### Task objective
Go through the entries below and collect each line with the string "médicale" in it.

### Stored records
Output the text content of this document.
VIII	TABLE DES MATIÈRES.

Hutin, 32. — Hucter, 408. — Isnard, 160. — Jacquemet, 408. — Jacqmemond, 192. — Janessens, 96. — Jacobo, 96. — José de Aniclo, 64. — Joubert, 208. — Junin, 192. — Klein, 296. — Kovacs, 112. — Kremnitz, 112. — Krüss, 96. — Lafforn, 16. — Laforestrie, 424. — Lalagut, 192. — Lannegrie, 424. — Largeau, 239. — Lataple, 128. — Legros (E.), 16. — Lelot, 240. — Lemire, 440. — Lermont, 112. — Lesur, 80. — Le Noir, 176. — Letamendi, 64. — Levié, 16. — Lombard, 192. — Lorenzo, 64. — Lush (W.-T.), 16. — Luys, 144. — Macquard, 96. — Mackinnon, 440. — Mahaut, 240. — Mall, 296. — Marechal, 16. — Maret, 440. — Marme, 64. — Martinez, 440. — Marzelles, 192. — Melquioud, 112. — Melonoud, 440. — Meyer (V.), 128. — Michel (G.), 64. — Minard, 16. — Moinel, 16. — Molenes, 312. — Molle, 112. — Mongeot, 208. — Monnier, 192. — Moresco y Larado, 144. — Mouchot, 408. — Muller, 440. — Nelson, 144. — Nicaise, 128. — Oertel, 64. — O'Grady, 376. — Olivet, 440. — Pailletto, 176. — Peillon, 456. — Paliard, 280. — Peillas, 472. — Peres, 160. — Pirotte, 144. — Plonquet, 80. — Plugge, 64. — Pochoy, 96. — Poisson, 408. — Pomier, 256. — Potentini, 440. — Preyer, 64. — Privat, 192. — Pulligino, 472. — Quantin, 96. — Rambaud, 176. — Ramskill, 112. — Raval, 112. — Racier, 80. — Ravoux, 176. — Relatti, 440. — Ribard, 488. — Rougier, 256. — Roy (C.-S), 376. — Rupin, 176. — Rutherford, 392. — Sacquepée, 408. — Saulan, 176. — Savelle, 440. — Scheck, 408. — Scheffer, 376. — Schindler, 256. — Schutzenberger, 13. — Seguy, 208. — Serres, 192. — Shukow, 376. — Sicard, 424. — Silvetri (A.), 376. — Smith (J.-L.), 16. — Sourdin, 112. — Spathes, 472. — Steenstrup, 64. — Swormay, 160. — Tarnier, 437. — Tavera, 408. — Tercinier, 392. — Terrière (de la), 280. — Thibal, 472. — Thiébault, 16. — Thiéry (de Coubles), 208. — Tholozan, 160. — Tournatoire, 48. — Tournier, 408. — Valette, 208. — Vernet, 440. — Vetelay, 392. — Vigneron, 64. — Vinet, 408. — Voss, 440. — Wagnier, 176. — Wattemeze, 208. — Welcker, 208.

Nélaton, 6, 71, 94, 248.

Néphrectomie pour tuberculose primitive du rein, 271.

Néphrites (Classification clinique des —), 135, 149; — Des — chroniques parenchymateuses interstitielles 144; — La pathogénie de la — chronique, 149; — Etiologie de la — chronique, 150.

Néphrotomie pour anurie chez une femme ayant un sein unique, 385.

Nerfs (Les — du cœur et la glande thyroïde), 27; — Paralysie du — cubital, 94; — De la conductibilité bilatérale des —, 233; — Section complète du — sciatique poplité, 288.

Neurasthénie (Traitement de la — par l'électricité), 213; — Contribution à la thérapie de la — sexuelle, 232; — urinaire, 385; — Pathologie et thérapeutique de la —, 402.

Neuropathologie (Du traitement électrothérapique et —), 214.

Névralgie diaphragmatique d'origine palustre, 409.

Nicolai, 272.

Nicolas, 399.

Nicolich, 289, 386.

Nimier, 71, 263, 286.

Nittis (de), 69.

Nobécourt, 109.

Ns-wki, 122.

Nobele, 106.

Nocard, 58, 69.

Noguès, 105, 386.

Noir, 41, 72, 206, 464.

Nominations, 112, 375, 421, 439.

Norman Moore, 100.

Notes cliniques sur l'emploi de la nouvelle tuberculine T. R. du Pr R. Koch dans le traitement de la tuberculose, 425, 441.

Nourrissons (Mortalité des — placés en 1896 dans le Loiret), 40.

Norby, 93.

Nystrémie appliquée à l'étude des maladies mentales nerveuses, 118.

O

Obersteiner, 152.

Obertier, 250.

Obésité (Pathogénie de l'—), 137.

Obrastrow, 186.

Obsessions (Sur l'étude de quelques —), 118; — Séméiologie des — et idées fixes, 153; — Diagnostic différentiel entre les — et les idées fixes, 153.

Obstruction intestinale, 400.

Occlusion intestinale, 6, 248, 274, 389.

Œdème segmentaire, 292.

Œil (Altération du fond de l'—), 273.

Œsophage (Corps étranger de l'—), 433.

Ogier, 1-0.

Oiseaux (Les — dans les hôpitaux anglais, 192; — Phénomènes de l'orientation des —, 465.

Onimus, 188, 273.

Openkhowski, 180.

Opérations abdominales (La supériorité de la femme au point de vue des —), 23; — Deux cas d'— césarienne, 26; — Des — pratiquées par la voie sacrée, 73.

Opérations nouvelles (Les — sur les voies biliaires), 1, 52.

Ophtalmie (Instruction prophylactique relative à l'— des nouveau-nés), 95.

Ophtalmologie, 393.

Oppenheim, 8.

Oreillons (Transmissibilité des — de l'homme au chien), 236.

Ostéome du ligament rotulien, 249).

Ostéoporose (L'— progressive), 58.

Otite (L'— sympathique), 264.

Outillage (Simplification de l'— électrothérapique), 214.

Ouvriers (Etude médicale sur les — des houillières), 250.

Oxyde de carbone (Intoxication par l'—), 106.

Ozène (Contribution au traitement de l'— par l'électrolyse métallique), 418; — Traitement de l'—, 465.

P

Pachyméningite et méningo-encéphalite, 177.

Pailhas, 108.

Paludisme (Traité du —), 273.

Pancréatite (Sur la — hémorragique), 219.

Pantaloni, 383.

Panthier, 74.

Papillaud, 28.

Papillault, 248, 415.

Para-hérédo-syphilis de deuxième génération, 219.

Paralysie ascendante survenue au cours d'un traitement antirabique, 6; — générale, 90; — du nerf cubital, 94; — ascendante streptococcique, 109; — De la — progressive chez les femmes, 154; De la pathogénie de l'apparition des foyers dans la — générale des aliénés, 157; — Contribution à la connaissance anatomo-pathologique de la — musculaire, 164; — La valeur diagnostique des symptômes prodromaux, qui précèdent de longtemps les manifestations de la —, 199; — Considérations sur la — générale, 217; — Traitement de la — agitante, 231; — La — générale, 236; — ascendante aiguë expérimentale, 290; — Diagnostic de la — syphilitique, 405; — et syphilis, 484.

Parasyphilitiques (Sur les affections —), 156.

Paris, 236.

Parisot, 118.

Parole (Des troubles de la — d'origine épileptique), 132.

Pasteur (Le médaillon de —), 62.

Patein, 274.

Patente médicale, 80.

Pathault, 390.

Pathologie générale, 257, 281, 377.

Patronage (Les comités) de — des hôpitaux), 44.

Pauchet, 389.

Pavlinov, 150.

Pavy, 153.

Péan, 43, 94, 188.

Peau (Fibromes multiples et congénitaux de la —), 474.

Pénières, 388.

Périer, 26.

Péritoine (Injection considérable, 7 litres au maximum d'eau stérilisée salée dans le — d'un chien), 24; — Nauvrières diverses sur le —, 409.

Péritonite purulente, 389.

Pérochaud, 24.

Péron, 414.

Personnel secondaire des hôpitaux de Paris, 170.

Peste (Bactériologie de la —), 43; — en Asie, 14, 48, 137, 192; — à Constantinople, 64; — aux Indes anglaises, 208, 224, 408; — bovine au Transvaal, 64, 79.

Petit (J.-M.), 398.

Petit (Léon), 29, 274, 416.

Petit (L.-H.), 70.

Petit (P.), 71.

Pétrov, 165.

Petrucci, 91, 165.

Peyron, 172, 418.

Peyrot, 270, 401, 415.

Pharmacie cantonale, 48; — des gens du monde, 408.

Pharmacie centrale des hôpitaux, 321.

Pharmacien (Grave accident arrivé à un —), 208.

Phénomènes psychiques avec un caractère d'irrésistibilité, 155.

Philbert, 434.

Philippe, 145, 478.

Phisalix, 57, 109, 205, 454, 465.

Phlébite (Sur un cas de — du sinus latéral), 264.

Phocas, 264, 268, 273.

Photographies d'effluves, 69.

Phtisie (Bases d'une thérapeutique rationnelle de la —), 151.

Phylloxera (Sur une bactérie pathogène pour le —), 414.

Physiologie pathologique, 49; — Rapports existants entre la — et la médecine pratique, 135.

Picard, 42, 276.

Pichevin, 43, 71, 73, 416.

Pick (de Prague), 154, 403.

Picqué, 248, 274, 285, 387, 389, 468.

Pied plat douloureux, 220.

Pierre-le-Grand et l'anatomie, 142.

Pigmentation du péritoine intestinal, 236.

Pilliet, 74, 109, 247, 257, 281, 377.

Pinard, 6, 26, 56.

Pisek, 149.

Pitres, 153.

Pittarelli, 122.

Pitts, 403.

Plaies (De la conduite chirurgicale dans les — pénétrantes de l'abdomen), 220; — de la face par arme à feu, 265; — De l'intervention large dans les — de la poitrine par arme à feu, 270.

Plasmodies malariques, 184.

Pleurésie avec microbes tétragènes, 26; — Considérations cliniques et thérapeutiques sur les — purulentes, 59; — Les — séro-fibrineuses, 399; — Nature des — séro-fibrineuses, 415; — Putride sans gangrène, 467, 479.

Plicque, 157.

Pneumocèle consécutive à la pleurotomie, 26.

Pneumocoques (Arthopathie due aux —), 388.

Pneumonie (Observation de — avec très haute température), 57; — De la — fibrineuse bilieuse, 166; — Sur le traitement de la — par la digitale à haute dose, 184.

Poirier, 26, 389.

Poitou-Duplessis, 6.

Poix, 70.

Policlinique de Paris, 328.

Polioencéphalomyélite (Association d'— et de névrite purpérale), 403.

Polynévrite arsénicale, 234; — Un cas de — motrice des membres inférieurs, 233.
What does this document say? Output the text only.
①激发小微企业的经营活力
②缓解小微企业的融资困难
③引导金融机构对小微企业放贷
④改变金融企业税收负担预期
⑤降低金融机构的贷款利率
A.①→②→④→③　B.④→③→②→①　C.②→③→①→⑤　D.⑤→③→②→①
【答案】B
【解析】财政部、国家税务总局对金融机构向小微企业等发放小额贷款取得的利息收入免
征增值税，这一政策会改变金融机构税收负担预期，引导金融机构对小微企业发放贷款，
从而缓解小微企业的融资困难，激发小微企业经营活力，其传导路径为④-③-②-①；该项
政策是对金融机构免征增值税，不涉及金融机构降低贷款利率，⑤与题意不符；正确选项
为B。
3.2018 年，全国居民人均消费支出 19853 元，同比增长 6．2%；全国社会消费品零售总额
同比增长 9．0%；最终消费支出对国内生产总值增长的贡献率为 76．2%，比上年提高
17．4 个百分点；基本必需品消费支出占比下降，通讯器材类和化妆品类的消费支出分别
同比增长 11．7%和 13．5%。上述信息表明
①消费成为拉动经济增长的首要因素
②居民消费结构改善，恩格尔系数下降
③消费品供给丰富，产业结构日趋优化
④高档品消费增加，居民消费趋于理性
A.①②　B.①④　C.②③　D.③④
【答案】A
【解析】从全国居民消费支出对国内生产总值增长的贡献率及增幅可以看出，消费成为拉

### Problem solution
Ouvriers (Etude médicale sur les — des houillières), 250.
Patente médicale, 80.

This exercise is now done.